_RECORD EXCERPTS_.
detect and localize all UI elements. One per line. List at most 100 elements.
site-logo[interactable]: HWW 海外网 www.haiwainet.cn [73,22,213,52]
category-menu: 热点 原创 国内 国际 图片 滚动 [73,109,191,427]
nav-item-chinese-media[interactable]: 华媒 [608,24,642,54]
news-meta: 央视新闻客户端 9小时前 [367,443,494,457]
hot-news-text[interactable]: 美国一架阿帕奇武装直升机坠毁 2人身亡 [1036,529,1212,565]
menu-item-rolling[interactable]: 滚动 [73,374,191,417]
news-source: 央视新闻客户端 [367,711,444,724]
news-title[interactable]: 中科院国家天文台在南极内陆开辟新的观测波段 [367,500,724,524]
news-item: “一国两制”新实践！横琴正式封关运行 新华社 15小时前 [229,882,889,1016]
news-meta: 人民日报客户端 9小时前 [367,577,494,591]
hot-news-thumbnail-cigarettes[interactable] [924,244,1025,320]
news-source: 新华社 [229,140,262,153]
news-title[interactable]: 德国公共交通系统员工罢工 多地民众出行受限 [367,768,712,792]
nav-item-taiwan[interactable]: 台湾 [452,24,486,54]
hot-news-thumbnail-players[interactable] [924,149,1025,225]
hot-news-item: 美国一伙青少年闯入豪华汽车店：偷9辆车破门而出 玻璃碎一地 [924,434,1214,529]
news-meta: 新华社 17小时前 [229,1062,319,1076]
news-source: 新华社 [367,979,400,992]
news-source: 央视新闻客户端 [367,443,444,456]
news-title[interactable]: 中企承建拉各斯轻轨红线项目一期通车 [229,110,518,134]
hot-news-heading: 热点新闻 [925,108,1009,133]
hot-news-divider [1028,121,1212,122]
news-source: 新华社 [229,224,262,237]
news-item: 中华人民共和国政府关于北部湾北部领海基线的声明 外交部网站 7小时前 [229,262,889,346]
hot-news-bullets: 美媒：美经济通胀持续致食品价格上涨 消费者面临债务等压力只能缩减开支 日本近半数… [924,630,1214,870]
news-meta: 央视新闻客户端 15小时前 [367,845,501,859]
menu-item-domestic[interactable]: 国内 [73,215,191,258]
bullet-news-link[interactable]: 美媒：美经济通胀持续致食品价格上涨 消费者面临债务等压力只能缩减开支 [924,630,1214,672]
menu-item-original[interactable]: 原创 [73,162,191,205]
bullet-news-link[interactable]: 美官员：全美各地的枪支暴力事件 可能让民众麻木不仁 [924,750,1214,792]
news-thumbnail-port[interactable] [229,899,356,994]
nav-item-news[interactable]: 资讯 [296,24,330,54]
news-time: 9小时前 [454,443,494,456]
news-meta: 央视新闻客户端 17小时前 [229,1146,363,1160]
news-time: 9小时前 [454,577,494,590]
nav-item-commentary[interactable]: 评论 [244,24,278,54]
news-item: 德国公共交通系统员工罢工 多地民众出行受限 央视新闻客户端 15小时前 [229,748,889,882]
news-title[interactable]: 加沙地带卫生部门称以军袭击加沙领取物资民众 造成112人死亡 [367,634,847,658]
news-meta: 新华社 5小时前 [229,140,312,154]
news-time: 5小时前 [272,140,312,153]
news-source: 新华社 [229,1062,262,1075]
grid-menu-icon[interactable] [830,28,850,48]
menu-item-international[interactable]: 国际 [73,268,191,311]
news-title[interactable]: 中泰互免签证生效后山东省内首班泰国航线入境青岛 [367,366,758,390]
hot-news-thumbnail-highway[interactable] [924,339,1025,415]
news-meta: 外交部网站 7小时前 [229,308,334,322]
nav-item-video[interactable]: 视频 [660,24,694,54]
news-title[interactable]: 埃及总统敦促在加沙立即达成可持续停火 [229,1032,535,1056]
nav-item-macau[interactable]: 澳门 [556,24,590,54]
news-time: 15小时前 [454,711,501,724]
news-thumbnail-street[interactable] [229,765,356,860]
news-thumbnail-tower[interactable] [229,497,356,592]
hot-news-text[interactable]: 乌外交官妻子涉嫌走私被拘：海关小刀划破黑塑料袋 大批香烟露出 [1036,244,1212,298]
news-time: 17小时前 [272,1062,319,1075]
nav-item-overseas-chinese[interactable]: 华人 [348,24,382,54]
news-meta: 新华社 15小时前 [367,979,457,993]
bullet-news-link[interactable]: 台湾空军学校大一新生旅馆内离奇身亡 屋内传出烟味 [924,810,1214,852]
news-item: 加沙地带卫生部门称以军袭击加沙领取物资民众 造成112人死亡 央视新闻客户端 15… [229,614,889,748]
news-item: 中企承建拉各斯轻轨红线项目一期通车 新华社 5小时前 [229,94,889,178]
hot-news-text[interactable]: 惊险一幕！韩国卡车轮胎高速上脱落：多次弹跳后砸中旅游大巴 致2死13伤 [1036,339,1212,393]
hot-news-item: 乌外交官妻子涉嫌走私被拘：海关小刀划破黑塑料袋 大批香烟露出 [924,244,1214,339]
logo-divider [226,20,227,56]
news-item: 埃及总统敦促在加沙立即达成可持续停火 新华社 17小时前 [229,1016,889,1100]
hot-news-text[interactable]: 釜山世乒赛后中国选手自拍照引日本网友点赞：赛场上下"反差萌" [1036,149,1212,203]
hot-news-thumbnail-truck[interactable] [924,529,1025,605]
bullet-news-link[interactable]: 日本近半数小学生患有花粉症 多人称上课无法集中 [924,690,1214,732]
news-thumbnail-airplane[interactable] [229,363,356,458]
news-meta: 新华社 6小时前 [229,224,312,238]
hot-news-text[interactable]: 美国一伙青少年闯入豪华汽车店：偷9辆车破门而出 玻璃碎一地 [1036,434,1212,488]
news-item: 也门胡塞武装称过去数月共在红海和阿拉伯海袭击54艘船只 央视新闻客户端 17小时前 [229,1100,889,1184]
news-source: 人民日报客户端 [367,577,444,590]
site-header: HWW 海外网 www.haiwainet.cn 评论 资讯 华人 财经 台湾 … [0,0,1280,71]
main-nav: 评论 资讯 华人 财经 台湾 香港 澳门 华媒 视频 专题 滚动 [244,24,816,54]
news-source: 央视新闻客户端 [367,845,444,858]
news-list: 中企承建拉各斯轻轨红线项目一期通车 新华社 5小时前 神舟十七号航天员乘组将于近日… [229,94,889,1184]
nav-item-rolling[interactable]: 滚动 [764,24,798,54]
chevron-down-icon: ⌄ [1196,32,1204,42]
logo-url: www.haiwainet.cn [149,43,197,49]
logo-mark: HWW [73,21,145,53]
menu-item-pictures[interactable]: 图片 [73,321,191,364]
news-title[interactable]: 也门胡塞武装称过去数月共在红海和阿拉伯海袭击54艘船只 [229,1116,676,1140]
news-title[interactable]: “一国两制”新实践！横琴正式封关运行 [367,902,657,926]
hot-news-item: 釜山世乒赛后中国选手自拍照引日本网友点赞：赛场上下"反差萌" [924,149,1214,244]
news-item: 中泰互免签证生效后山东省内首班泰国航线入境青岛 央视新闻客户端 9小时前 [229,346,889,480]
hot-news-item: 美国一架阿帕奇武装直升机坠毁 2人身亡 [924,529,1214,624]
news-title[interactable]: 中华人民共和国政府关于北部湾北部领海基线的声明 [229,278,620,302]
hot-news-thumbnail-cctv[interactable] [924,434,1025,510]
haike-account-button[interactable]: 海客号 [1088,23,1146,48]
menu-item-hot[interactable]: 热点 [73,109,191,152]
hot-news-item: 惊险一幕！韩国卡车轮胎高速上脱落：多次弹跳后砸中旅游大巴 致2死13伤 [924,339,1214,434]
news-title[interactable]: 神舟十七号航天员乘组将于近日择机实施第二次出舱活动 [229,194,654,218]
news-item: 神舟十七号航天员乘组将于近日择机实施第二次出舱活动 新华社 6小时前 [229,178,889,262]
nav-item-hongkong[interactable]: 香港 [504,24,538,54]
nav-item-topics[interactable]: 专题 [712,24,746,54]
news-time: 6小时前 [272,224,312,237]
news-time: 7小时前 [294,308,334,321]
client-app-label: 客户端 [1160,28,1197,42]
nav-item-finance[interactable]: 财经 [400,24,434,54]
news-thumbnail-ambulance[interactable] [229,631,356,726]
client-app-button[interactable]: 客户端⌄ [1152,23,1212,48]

_TASK PROMPT_. Please copy the material word for word, starting with its first line and going on through the line that contains "hot-news-divider [1028,121,1212,122]", including that line.

_OUTPUT_.
detect and localize all UI elements. One per line. List at most 100 elements.
site-logo[interactable]: HWW 海外网 www.haiwainet.cn [73,22,213,52]
category-menu: 热点 原创 国内 国际 图片 滚动 [73,109,191,427]
nav-item-chinese-media[interactable]: 华媒 [608,24,642,54]
news-meta: 央视新闻客户端 9小时前 [367,443,494,457]
hot-news-text[interactable]: 美国一架阿帕奇武装直升机坠毁 2人身亡 [1036,529,1212,565]
menu-item-rolling[interactable]: 滚动 [73,374,191,417]
news-source: 央视新闻客户端 [367,711,444,724]
news-title[interactable]: 中科院国家天文台在南极内陆开辟新的观测波段 [367,500,724,524]
news-item: “一国两制”新实践！横琴正式封关运行 新华社 15小时前 [229,882,889,1016]
news-meta: 人民日报客户端 9小时前 [367,577,494,591]
hot-news-thumbnail-cigarettes[interactable] [924,244,1025,320]
news-source: 新华社 [229,140,262,153]
news-title[interactable]: 德国公共交通系统员工罢工 多地民众出行受限 [367,768,712,792]
nav-item-taiwan[interactable]: 台湾 [452,24,486,54]
hot-news-thumbnail-players[interactable] [924,149,1025,225]
hot-news-item: 美国一伙青少年闯入豪华汽车店：偷9辆车破门而出 玻璃碎一地 [924,434,1214,529]
news-meta: 新华社 17小时前 [229,1062,319,1076]
news-source: 新华社 [367,979,400,992]
news-source: 央视新闻客户端 [367,443,444,456]
news-title[interactable]: 中企承建拉各斯轻轨红线项目一期通车 [229,110,518,134]
hot-news-heading: 热点新闻 [925,108,1009,133]
hot-news-divider [1028,121,1212,122]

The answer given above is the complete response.